§ DOCUMENT EXCERPT:
▼

For as long as short selling existed in capital markets, irresponsible regulators, companies with deceptive practices, crook-executives and punch-drunk bulls have conveniently blamed all the troubles on short sellers. Just as the Malaysian Prime Minister did in 1997, Pakistan regulators did in mid 2000s, now an Italian goon regulator calls for the blood of short-sellers. Via Zero Hedge:

Frequent Zero Hedge readers may recall that back in the spring of 2009, when the market needed a desperate boost by any and all insivible hands, we exposed one of the methods of ramping stocks as being stock custodians, in this case State Street and Bank of New York, generating a wholesale squeeze by pulling borrow, or in other words retrieving lent out shares so those who are short are forced to cover. Many laughed assuming this was merely yet another deranged rant. It wasn’t. Fast forward to today, when we learn that the Consob, Italy’s market regulator and SEC equivalent, has “recommended to stakeholders who have lent shares in Italian companies to retrieve them” – i.e., playbook artificial short squeeze 101. This is two days after the Consob banned naked short selling: a move which had disastrous consequences after the market continued plunging and would have collapsed entirely had it not been for the ECB and/or China buying Italy bonds before yesterday’s Bill auction. “”Yes, we’ve exercised moral suasion by asking all those who have lent shares to retrieve them,” Consob Chairman Giuseppe Vegas told journalists on the sideline of a conference.” And now you know how to generate a market-wide short squeeze.

▲

§ SUPPLIED MATERIAL:
▼

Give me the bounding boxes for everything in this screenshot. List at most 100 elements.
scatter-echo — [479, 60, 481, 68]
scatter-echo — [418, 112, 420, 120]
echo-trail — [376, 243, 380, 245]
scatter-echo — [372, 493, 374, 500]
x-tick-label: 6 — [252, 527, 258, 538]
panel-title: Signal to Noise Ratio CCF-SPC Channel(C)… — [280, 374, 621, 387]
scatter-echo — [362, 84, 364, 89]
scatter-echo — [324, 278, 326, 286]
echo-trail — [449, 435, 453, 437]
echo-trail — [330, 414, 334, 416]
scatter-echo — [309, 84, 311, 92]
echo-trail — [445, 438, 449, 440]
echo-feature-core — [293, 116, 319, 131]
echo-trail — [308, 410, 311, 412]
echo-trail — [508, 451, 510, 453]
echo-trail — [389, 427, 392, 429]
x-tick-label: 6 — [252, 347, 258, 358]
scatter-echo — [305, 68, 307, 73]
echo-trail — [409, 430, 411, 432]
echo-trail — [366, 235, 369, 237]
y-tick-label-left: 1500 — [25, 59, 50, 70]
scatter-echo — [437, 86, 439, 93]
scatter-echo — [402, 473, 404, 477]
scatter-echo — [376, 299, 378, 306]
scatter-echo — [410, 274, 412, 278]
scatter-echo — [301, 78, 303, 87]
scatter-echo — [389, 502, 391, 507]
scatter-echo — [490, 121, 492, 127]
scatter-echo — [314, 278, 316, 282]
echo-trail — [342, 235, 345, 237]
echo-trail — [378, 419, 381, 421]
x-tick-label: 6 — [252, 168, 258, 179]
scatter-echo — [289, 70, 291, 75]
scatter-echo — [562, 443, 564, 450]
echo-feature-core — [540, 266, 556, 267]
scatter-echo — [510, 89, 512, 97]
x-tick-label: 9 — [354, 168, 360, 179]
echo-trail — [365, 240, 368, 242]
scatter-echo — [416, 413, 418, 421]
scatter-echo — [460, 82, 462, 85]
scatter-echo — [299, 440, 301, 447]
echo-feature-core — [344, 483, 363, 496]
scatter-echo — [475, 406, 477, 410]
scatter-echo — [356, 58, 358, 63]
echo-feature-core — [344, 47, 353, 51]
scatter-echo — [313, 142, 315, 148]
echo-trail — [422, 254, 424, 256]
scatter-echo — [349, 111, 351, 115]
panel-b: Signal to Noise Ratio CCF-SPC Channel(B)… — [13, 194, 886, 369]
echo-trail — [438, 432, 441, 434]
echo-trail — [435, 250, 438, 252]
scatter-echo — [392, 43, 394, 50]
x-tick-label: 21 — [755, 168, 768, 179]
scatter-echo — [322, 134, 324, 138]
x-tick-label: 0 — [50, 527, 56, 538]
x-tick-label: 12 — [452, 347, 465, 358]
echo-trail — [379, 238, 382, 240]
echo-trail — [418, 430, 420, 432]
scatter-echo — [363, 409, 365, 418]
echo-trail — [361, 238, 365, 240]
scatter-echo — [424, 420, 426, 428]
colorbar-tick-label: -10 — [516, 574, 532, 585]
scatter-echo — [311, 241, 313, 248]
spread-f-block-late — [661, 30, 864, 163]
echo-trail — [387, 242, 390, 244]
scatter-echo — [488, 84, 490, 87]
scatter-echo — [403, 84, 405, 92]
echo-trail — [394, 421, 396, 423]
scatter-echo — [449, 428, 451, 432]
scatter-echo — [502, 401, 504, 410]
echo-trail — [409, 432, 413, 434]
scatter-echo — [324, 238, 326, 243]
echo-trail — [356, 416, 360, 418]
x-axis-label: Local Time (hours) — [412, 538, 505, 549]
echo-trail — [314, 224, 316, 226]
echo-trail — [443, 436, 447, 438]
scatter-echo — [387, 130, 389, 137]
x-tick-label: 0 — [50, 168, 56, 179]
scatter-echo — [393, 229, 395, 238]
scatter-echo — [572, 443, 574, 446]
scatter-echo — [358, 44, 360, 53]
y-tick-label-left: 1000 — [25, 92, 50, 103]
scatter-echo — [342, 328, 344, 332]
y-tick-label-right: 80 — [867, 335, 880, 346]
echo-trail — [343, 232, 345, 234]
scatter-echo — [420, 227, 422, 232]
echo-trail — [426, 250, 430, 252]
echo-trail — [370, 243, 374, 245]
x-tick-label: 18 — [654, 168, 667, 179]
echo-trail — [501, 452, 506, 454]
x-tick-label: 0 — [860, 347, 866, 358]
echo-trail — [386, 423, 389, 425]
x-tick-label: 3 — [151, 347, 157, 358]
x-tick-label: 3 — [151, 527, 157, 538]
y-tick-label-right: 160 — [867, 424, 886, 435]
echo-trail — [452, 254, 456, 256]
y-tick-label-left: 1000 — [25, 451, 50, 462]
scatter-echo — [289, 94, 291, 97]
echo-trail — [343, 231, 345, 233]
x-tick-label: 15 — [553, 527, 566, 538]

▲

§ GOALS:
1. In the excerpt on short selling, who is the Consob chairman quoted as saying that moral suasion had been exercised?
2. Reproduce the entries word for word, from their first line through the line containing "scatter-echo — [349, 111, 351, 115]", with both of those lines included.

§ THE RESULTS:
1. Giuseppe Vegas.

2.
Give me the bounding boxes for everything in this screenshot. List at most 100 elements.
scatter-echo — [479, 60, 481, 68]
scatter-echo — [418, 112, 420, 120]
echo-trail — [376, 243, 380, 245]
scatter-echo — [372, 493, 374, 500]
x-tick-label: 6 — [252, 527, 258, 538]
panel-title: Signal to Noise Ratio CCF-SPC Channel(C)… — [280, 374, 621, 387]
scatter-echo — [362, 84, 364, 89]
scatter-echo — [324, 278, 326, 286]
echo-trail — [449, 435, 453, 437]
echo-trail — [330, 414, 334, 416]
scatter-echo — [309, 84, 311, 92]
echo-trail — [445, 438, 449, 440]
echo-feature-core — [293, 116, 319, 131]
echo-trail — [308, 410, 311, 412]
echo-trail — [508, 451, 510, 453]
echo-trail — [389, 427, 392, 429]
x-tick-label: 6 — [252, 347, 258, 358]
scatter-echo — [305, 68, 307, 73]
echo-trail — [409, 430, 411, 432]
echo-trail — [366, 235, 369, 237]
y-tick-label-left: 1500 — [25, 59, 50, 70]
scatter-echo — [437, 86, 439, 93]
scatter-echo — [402, 473, 404, 477]
scatter-echo — [376, 299, 378, 306]
scatter-echo — [410, 274, 412, 278]
scatter-echo — [301, 78, 303, 87]
scatter-echo — [389, 502, 391, 507]
scatter-echo — [490, 121, 492, 127]
scatter-echo — [314, 278, 316, 282]
echo-trail — [342, 235, 345, 237]
echo-trail — [378, 419, 381, 421]
x-tick-label: 6 — [252, 168, 258, 179]
scatter-echo — [289, 70, 291, 75]
scatter-echo — [562, 443, 564, 450]
echo-feature-core — [540, 266, 556, 267]
scatter-echo — [510, 89, 512, 97]
x-tick-label: 9 — [354, 168, 360, 179]
echo-trail — [365, 240, 368, 242]
scatter-echo — [416, 413, 418, 421]
scatter-echo — [460, 82, 462, 85]
scatter-echo — [299, 440, 301, 447]
echo-feature-core — [344, 483, 363, 496]
scatter-echo — [475, 406, 477, 410]
scatter-echo — [356, 58, 358, 63]
echo-feature-core — [344, 47, 353, 51]
scatter-echo — [313, 142, 315, 148]
echo-trail — [422, 254, 424, 256]
scatter-echo — [349, 111, 351, 115]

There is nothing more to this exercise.